=== WHAT YOU WILL DO ===
Below you will find a set of lines. Repeat them all exactly.

__________________________________________________

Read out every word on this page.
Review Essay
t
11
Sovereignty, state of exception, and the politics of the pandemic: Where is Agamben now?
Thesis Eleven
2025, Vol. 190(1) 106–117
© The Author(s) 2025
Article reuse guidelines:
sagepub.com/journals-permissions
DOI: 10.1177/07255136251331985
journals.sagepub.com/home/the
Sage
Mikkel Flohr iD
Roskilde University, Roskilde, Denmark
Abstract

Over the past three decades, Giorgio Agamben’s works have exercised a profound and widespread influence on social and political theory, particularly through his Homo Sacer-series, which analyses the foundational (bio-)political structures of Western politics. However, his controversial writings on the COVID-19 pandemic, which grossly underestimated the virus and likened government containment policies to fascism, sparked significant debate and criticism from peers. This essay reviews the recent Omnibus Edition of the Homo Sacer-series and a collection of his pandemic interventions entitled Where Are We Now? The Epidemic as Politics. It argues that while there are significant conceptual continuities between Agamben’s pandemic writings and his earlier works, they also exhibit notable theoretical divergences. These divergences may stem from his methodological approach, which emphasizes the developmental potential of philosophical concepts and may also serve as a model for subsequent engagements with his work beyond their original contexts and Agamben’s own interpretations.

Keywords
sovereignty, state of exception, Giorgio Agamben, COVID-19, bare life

__________________________________________________

=== RESPONSE AREA ===
Read out every word on this page.
Review Essay
t
11
Sovereignty, state of exception, and the politics of the pandemic: Where is Agamben now?
Thesis Eleven
2025, Vol. 190(1) 106–117
© The Author(s) 2025
Article reuse guidelines:
sagepub.com/journals-permissions
DOI: 10.1177/07255136251331985
journals.sagepub.com/home/the
Sage
Mikkel Flohr iD
Roskilde University, Roskilde, Denmark
Abstract

Over the past three decades, Giorgio Agamben’s works have exercised a profound and widespread influence on social and political theory, particularly through his Homo Sacer-series, which analyses the foundational (bio-)political structures of Western politics. However, his controversial writings on the COVID-19 pandemic, which grossly underestimated the virus and likened government containment policies to fascism, sparked significant debate and criticism from peers. This essay reviews the recent Omnibus Edition of the Homo Sacer-series and a collection of his pandemic interventions entitled Where Are We Now? The Epidemic as Politics. It argues that while there are significant conceptual continuities between Agamben’s pandemic writings and his earlier works, they also exhibit notable theoretical divergences. These divergences may stem from his methodological approach, which emphasizes the developmental potential of philosophical concepts and may also serve as a model for subsequent engagements with his work beyond their original contexts and Agamben’s own interpretations.

Keywords
sovereignty, state of exception, Giorgio Agamben, COVID-19, bare life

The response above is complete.